DIRECTIONS
Write out every entry word for word.

Data entries
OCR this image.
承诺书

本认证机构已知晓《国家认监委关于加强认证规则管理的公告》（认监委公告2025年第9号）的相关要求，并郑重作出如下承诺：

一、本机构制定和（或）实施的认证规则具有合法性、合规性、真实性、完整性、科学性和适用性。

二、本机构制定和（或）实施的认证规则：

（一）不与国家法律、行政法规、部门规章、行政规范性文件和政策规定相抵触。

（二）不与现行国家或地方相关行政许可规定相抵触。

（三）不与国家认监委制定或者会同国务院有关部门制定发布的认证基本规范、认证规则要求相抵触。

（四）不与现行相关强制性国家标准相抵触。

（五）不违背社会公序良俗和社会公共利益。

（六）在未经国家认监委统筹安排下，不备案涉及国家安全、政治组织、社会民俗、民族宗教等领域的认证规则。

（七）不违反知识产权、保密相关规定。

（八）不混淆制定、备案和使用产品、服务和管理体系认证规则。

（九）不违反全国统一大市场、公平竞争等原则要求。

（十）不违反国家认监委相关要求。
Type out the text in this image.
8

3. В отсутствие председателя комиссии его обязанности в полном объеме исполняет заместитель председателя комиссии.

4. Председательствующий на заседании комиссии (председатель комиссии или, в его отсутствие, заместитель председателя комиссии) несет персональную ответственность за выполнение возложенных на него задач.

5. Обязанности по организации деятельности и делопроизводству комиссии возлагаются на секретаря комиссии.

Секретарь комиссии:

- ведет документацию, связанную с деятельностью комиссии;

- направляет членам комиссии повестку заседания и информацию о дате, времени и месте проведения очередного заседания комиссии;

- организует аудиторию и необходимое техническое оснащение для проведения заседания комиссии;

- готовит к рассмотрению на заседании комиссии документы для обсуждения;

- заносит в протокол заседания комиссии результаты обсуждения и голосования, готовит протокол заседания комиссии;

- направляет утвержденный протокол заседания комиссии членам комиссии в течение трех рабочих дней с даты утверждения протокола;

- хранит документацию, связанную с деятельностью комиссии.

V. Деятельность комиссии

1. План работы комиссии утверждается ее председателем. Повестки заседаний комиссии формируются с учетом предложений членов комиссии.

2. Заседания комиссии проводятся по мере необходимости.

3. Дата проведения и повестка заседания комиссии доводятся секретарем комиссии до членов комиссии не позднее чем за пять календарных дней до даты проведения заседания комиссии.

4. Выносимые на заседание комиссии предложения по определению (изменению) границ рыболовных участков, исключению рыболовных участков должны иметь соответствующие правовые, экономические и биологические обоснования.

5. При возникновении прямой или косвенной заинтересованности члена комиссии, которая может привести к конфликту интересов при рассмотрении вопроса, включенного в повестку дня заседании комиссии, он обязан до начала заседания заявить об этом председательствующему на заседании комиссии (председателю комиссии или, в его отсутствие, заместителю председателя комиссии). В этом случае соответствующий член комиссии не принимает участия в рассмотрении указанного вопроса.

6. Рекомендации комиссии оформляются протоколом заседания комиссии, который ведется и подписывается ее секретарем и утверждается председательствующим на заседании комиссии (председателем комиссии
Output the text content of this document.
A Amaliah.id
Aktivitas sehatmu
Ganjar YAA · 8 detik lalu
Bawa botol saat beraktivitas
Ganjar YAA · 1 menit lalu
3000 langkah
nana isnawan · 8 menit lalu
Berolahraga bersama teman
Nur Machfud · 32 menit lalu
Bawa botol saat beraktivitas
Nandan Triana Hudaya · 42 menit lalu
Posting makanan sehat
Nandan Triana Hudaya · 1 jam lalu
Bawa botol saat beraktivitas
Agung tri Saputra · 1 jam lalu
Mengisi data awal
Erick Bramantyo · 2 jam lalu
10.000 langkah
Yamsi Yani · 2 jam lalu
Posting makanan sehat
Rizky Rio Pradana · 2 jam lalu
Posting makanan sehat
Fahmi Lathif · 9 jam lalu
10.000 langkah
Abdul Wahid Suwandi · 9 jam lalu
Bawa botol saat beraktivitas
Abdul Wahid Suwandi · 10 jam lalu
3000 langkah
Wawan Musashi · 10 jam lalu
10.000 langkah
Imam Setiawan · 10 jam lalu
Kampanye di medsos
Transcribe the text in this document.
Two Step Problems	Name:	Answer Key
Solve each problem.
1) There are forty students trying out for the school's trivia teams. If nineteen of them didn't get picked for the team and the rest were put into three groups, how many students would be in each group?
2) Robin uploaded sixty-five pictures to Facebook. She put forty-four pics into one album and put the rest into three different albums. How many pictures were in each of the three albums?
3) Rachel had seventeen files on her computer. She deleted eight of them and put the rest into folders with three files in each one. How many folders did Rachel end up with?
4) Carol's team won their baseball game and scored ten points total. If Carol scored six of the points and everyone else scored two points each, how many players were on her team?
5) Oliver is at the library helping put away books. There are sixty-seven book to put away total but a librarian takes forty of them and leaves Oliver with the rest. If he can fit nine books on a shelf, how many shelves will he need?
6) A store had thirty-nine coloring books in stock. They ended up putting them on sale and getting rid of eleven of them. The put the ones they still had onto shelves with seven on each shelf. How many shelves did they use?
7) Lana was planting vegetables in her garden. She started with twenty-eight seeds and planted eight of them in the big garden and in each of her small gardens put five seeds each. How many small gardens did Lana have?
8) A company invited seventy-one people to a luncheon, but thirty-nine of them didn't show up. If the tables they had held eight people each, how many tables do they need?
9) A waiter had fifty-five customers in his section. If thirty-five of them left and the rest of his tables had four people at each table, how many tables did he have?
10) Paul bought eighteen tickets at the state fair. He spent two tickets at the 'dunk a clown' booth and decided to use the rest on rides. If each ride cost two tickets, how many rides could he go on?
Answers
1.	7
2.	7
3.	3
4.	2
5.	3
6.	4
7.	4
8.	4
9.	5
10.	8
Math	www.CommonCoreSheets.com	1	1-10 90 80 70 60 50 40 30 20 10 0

SOLUTION FOR THIS PROBLEM
OCR this image.
承诺书

本认证机构已知晓《国家认监委关于加强认证规则管理的公告》（认监委公告2025年第9号）的相关要求，并郑重作出如下承诺：

一、本机构制定和（或）实施的认证规则具有合法性、合规性、真实性、完整性、科学性和适用性。

二、本机构制定和（或）实施的认证规则：

（一）不与国家法律、行政法规、部门规章、行政规范性文件和政策规定相抵触。

（二）不与现行国家或地方相关行政许可规定相抵触。

（三）不与国家认监委制定或者会同国务院有关部门制定发布的认证基本规范、认证规则要求相抵触。

（四）不与现行相关强制性国家标准相抵触。

（五）不违背社会公序良俗和社会公共利益。

（六）在未经国家认监委统筹安排下，不备案涉及国家安全、政治组织、社会民俗、民族宗教等领域的认证规则。

（七）不违反知识产权、保密相关规定。

（八）不混淆制定、备案和使用产品、服务和管理体系认证规则。

（九）不违反全国统一大市场、公平竞争等原则要求。

（十）不违反国家认监委相关要求。
Type out the text in this image.
8

3. В отсутствие председателя комиссии его обязанности в полном объеме исполняет заместитель председателя комиссии.

4. Председательствующий на заседании комиссии (председатель комиссии или, в его отсутствие, заместитель председателя комиссии) несет персональную ответственность за выполнение возложенных на него задач.

5. Обязанности по организации деятельности и делопроизводству комиссии возлагаются на секретаря комиссии.

Секретарь комиссии:

- ведет документацию, связанную с деятельностью комиссии;

- направляет членам комиссии повестку заседания и информацию о дате, времени и месте проведения очередного заседания комиссии;

- организует аудиторию и необходимое техническое оснащение для проведения заседания комиссии;

- готовит к рассмотрению на заседании комиссии документы для обсуждения;

- заносит в протокол заседания комиссии результаты обсуждения и голосования, готовит протокол заседания комиссии;

- направляет утвержденный протокол заседания комиссии членам комиссии в течение трех рабочих дней с даты утверждения протокола;

- хранит документацию, связанную с деятельностью комиссии.

V. Деятельность комиссии

1. План работы комиссии утверждается ее председателем. Повестки заседаний комиссии формируются с учетом предложений членов комиссии.

2. Заседания комиссии проводятся по мере необходимости.

3. Дата проведения и повестка заседания комиссии доводятся секретарем комиссии до членов комиссии не позднее чем за пять календарных дней до даты проведения заседания комиссии.

4. Выносимые на заседание комиссии предложения по определению (изменению) границ рыболовных участков, исключению рыболовных участков должны иметь соответствующие правовые, экономические и биологические обоснования.

5. При возникновении прямой или косвенной заинтересованности члена комиссии, которая может привести к конфликту интересов при рассмотрении вопроса, включенного в повестку дня заседании комиссии, он обязан до начала заседания заявить об этом председательствующему на заседании комиссии (председателю комиссии или, в его отсутствие, заместителю председателя комиссии). В этом случае соответствующий член комиссии не принимает участия в рассмотрении указанного вопроса.

6. Рекомендации комиссии оформляются протоколом заседания комиссии, который ведется и подписывается ее секретарем и утверждается председательствующим на заседании комиссии (председателем комиссии
Output the text content of this document.
A Amaliah.id
Aktivitas sehatmu
Ganjar YAA · 8 detik lalu
Bawa botol saat beraktivitas
Ganjar YAA · 1 menit lalu
3000 langkah
nana isnawan · 8 menit lalu
Berolahraga bersama teman
Nur Machfud · 32 menit lalu
Bawa botol saat beraktivitas
Nandan Triana Hudaya · 42 menit lalu
Posting makanan sehat
Nandan Triana Hudaya · 1 jam lalu
Bawa botol saat beraktivitas
Agung tri Saputra · 1 jam lalu
Mengisi data awal
Erick Bramantyo · 2 jam lalu
10.000 langkah
Yamsi Yani · 2 jam lalu
Posting makanan sehat
Rizky Rio Pradana · 2 jam lalu
Posting makanan sehat
Fahmi Lathif · 9 jam lalu
10.000 langkah
Abdul Wahid Suwandi · 9 jam lalu
Bawa botol saat beraktivitas
Abdul Wahid Suwandi · 10 jam lalu
3000 langkah
Wawan Musashi · 10 jam lalu
10.000 langkah
Imam Setiawan · 10 jam lalu
Kampanye di medsos
Transcribe the text in this document.
Two Step Problems	Name:	Answer Key
Solve each problem.
1) There are forty students trying out for the school's trivia teams. If nineteen of them didn't get picked for the team and the rest were put into three groups, how many students would be in each group?
2) Robin uploaded sixty-five pictures to Facebook. She put forty-four pics into one album and put the rest into three different albums. How many pictures were in each of the three albums?
3) Rachel had seventeen files on her computer. She deleted eight of them and put the rest into folders with three files in each one. How many folders did Rachel end up with?
4) Carol's team won their baseball game and scored ten points total. If Carol scored six of the points and everyone else scored two points each, how many players were on her team?
5) Oliver is at the library helping put away books. There are sixty-seven book to put away total but a librarian takes forty of them and leaves Oliver with the rest. If he can fit nine books on a shelf, how many shelves will he need?
6) A store had thirty-nine coloring books in stock. They ended up putting them on sale and getting rid of eleven of them. The put the ones they still had onto shelves with seven on each shelf. How many shelves did they use?
7) Lana was planting vegetables in her garden. She started with twenty-eight seeds and planted eight of them in the big garden and in each of her small gardens put five seeds each. How many small gardens did Lana have?
8) A company invited seventy-one people to a luncheon, but thirty-nine of them didn't show up. If the tables they had held eight people each, how many tables do they need?
9) A waiter had fifty-five customers in his section. If thirty-five of them left and the rest of his tables had four people at each table, how many tables did he have?
10) Paul bought eighteen tickets at the state fair. He spent two tickets at the 'dunk a clown' booth and decided to use the rest on rides. If each ride cost two tickets, how many rides could he go on?
Answers
1.	7
2.	7
3.	3
4.	2
5.	3
6.	4
7.	4
8.	4
9.	5
10.	8
Math	www.CommonCoreSheets.com	1	1-10 90 80 70 60 50 40 30 20 10 0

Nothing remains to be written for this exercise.